» BRIEF
Can you transcribe the data exactly? Leave the pictures out.

>> begin SUPPLIED MATERIAL

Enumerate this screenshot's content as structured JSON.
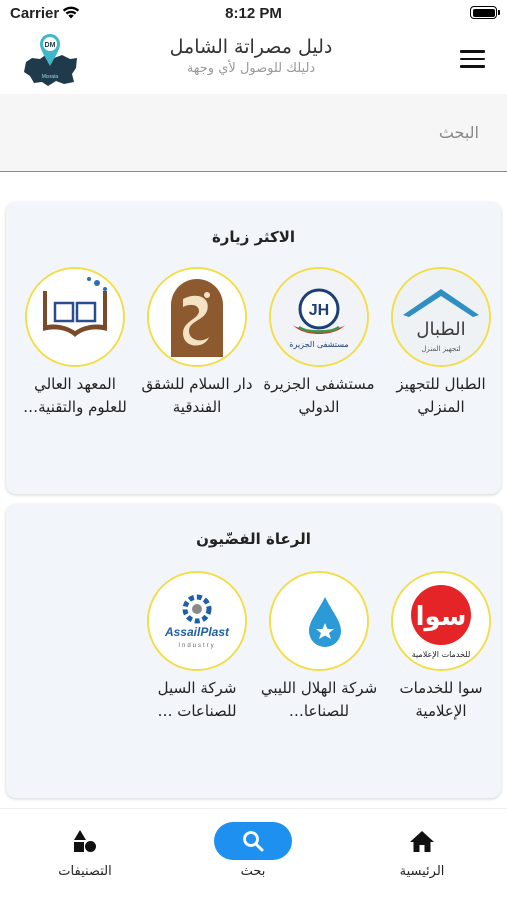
{
  "status_bar": {
    "carrier": "Carrier",
    "time": "8:12 PM"
  },
  "header": {
    "title": "دليل مصراتة الشامل",
    "subtitle": "دليلك للوصول لأي وجهة",
    "logo": {
      "initials": "DM",
      "caption": "Misrata"
    }
  },
  "search": {
    "placeholder": "البحث",
    "value": ""
  },
  "sections": [
    {
      "title": "الاكثر زيارة",
      "items": [
        {
          "name": "الطبال للتجهيز المنزلي",
          "logo_text": "الطبال",
          "logo_subtext": "لتجهيز المنزل"
        },
        {
          "name": "مستشفى الجزيرة الدولي",
          "logo_text": "JH",
          "logo_subtext": "مستشفى الجزيرة"
        },
        {
          "name": "دار السلام للشقق الفندقية",
          "logo_text": ""
        },
        {
          "name": "المعهد العالي للعلوم والتقنية…",
          "logo_text": ""
        }
      ]
    },
    {
      "title": "الرعاة الفضّيون",
      "items": [
        {
          "name": "سوا للخدمات الإعلامية",
          "logo_text": "سوا",
          "logo_subtext": "للخدمات الإعلامية"
        },
        {
          "name": "شركة الهلال الليبي للصناعا…",
          "logo_text": ""
        },
        {
          "name": "شركة السيل للصناعات …",
          "logo_text": "AssailPlast",
          "logo_subtext": "Industry"
        }
      ]
    }
  ],
  "bottom_nav": [
    {
      "label": "الرئيسية",
      "icon": "home-icon"
    },
    {
      "label": "بحث",
      "icon": "search-icon"
    },
    {
      "label": "التصنيفات",
      "icon": "categories-icon"
    }
  ],
  "colors": {
    "accent": "#1e90f0",
    "ring": "#f2dd4a",
    "card_bg": "#f2f6fa"
  }
}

>> end SUPPLIED MATERIAL

» FULL RESPONSE
Enumerate this screenshot's content as structured JSON.
{
  "status_bar": {
    "carrier": "Carrier",
    "time": "8:12 PM"
  },
  "header": {
    "title": "دليل مصراتة الشامل",
    "subtitle": "دليلك للوصول لأي وجهة",
    "logo": {
      "initials": "DM",
      "caption": "Misrata"
    }
  },
  "search": {
    "placeholder": "البحث",
    "value": ""
  },
  "sections": [
    {
      "title": "الاكثر زيارة",
      "items": [
        {
          "name": "الطبال للتجهيز المنزلي",
          "logo_text": "الطبال",
          "logo_subtext": "لتجهيز المنزل"
        },
        {
          "name": "مستشفى الجزيرة الدولي",
          "logo_text": "JH",
          "logo_subtext": "مستشفى الجزيرة"
        },
        {
          "name": "دار السلام للشقق الفندقية",
          "logo_text": ""
        },
        {
          "name": "المعهد العالي للعلوم والتقنية…",
          "logo_text": ""
        }
      ]
    },
    {
      "title": "الرعاة الفضّيون",
      "items": [
        {
          "name": "سوا للخدمات الإعلامية",
          "logo_text": "سوا",
          "logo_subtext": "للخدمات الإعلامية"
        },
        {
          "name": "شركة الهلال الليبي للصناعا…",
          "logo_text": ""
        },
        {
          "name": "شركة السيل للصناعات …",
          "logo_text": "AssailPlast",
          "logo_subtext": "Industry"
        }
      ]
    }
  ],
  "bottom_nav": [
    {
      "label": "الرئيسية",
      "icon": "home-icon"
    },
    {
      "label": "بحث",
      "icon": "search-icon"
    },
    {
      "label": "التصنيفات",
      "icon": "categories-icon"
    }
  ],
  "colors": {
    "accent": "#1e90f0",
    "ring": "#f2dd4a",
    "card_bg": "#f2f6fa"
  }
}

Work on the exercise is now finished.